Locate all lines in the data below that hold "http" and show them.

(Stored records)

────────────────────

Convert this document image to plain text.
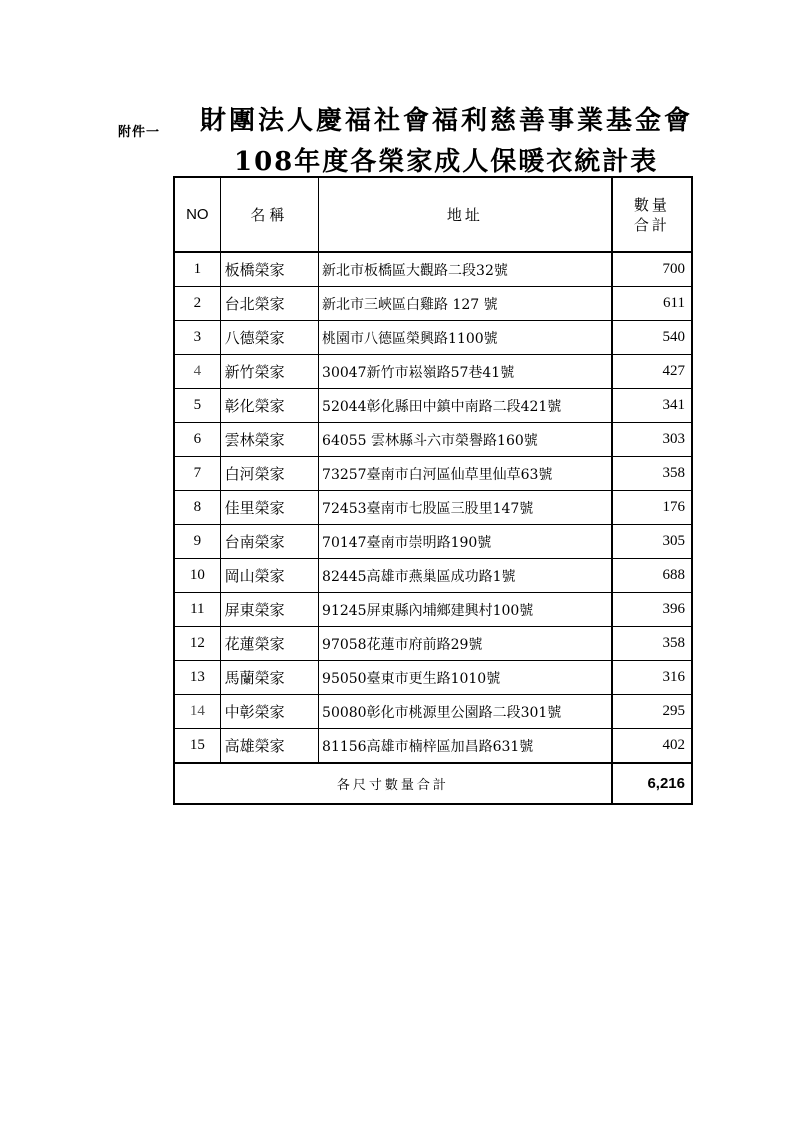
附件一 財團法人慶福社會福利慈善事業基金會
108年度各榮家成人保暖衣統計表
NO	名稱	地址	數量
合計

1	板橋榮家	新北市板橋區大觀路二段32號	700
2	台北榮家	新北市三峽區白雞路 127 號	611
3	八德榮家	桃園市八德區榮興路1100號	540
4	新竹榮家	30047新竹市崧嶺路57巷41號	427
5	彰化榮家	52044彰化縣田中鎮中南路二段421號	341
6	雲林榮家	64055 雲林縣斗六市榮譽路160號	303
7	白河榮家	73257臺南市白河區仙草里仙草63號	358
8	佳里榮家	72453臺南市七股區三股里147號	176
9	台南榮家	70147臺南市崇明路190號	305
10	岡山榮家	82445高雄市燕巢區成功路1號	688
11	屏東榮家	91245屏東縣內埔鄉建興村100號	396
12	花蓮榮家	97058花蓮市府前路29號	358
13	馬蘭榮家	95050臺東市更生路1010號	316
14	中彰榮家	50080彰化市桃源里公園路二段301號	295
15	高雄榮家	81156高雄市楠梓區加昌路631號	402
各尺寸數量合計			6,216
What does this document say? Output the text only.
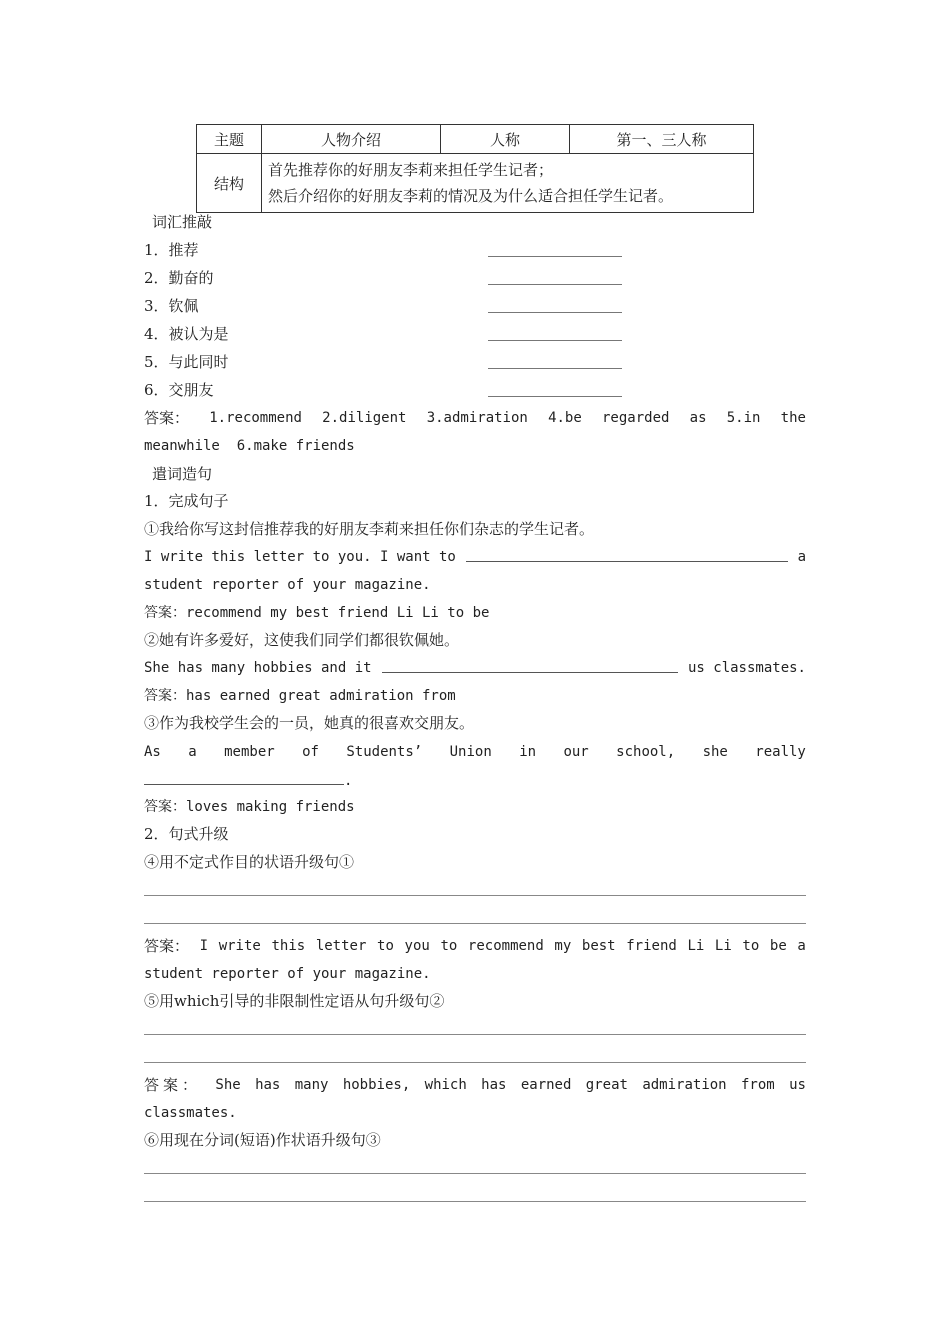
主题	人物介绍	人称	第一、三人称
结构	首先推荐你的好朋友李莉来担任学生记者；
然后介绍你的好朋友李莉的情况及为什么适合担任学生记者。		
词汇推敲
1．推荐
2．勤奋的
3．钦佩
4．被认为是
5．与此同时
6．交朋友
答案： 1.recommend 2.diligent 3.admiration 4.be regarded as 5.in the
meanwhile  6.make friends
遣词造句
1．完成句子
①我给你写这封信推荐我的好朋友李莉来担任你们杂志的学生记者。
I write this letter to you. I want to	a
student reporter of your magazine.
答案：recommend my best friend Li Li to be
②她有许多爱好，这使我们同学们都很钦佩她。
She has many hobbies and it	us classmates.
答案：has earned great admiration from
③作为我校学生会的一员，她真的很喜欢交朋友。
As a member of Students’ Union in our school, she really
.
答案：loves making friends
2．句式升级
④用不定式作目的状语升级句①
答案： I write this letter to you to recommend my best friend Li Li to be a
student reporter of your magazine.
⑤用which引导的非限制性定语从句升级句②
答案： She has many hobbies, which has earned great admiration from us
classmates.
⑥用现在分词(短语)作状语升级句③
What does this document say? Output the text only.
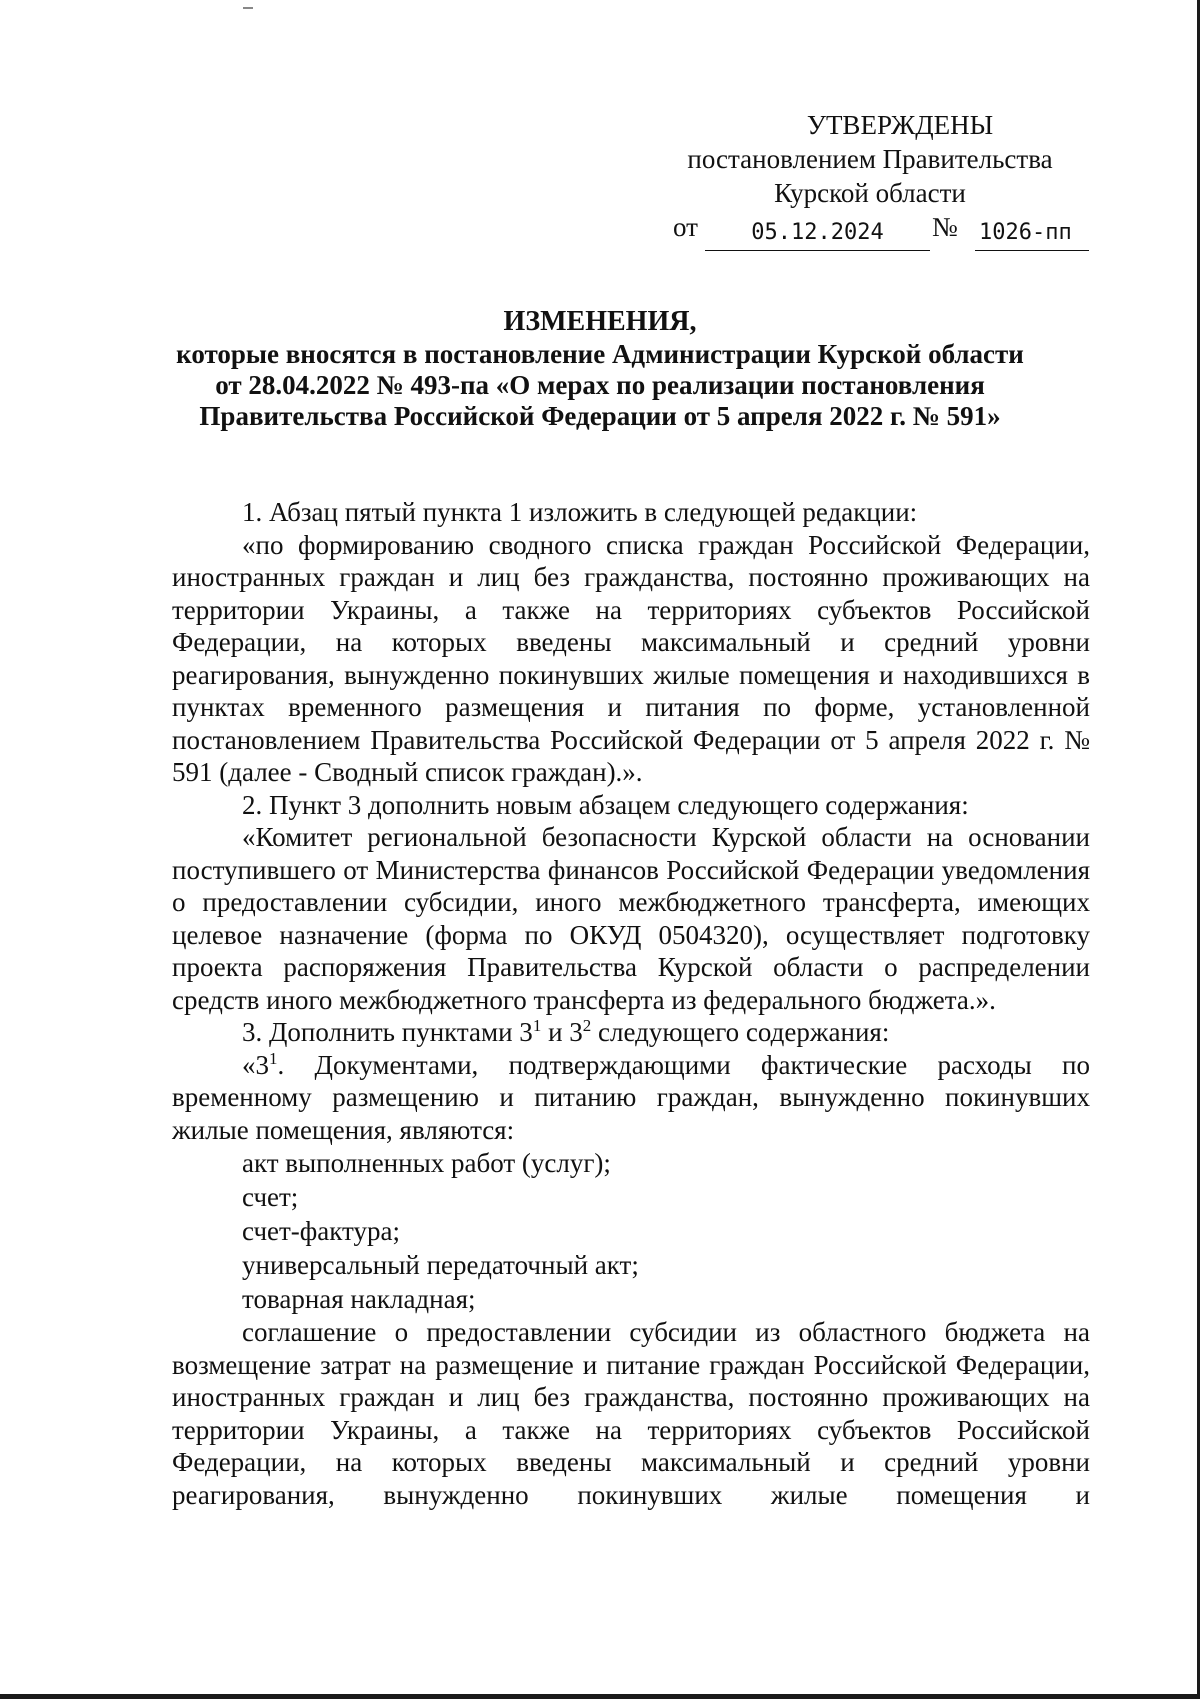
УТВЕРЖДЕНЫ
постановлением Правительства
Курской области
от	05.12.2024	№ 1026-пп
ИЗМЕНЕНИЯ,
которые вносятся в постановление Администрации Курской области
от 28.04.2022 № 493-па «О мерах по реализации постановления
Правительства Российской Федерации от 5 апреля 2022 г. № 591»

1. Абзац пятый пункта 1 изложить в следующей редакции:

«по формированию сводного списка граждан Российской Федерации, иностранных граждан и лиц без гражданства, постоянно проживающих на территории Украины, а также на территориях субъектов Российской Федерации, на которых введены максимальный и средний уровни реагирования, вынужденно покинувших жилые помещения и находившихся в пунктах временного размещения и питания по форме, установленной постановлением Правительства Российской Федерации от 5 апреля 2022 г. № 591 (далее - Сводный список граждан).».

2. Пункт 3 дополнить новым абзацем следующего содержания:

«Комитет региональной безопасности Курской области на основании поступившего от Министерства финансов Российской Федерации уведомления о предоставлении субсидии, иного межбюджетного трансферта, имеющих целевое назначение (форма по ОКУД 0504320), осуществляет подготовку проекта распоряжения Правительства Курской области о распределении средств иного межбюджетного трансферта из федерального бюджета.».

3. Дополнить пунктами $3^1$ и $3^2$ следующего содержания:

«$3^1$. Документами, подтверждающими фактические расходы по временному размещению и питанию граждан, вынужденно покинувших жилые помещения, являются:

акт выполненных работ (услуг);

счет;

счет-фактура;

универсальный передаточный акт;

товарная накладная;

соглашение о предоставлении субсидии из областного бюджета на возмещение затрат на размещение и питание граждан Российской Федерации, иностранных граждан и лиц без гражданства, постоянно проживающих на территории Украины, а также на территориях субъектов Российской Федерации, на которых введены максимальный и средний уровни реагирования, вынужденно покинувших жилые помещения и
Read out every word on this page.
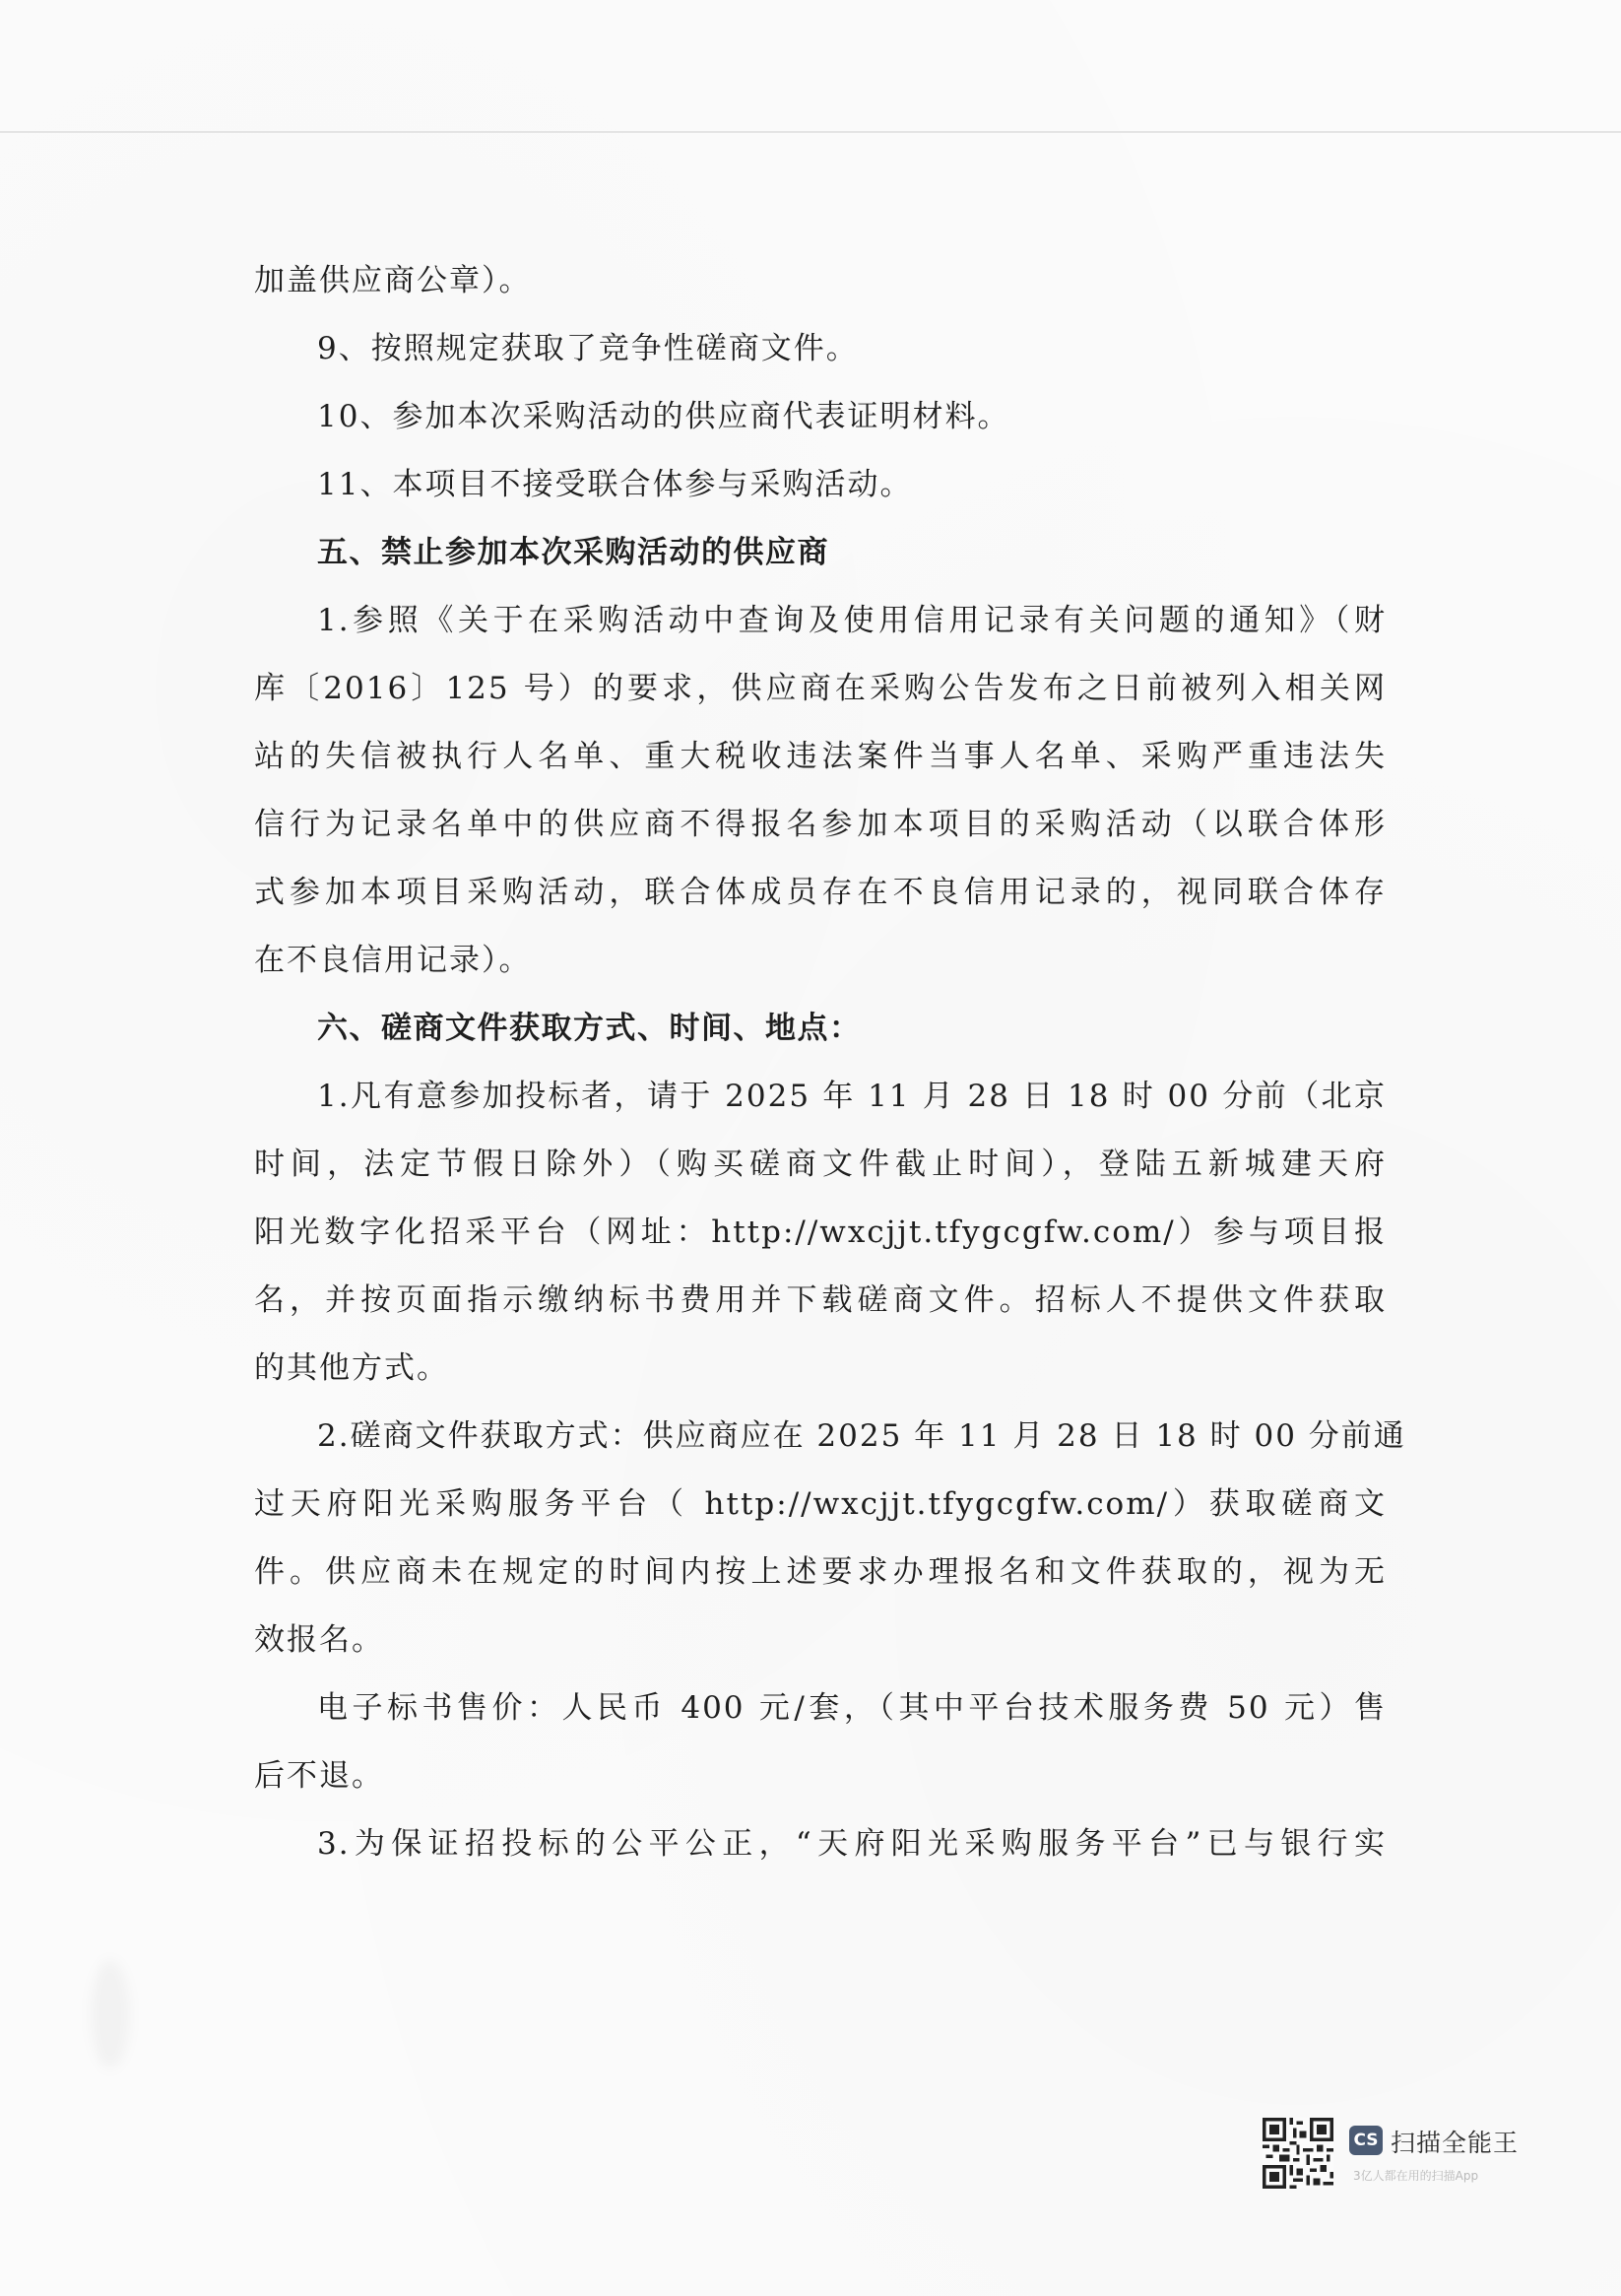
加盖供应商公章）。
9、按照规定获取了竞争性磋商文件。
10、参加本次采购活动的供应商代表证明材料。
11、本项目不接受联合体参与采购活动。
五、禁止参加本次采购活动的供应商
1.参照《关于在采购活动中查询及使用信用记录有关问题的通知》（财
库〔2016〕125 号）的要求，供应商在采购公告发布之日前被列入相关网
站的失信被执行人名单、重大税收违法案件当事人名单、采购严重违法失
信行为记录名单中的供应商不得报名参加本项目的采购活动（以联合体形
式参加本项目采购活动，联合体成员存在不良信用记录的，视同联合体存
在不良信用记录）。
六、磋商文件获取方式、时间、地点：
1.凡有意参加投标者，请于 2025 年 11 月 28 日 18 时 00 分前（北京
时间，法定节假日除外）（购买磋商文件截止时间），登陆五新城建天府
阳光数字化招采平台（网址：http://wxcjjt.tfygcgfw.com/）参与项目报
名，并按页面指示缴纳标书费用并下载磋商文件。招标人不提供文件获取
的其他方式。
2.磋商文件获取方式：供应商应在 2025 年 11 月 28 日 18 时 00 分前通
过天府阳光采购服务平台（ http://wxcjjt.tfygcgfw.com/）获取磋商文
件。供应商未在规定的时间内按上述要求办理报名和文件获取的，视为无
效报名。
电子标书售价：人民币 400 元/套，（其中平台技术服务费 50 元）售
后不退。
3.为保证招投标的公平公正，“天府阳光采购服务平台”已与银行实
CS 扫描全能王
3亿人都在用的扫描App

────────────────────

• [Written solution]
阳光数字化招采平台（网址：http://wxcjjt.tfygcgfw.com/）参与项目报
过天府阳光采购服务平台（ http://wxcjjt.tfygcgfw.com/）获取磋商文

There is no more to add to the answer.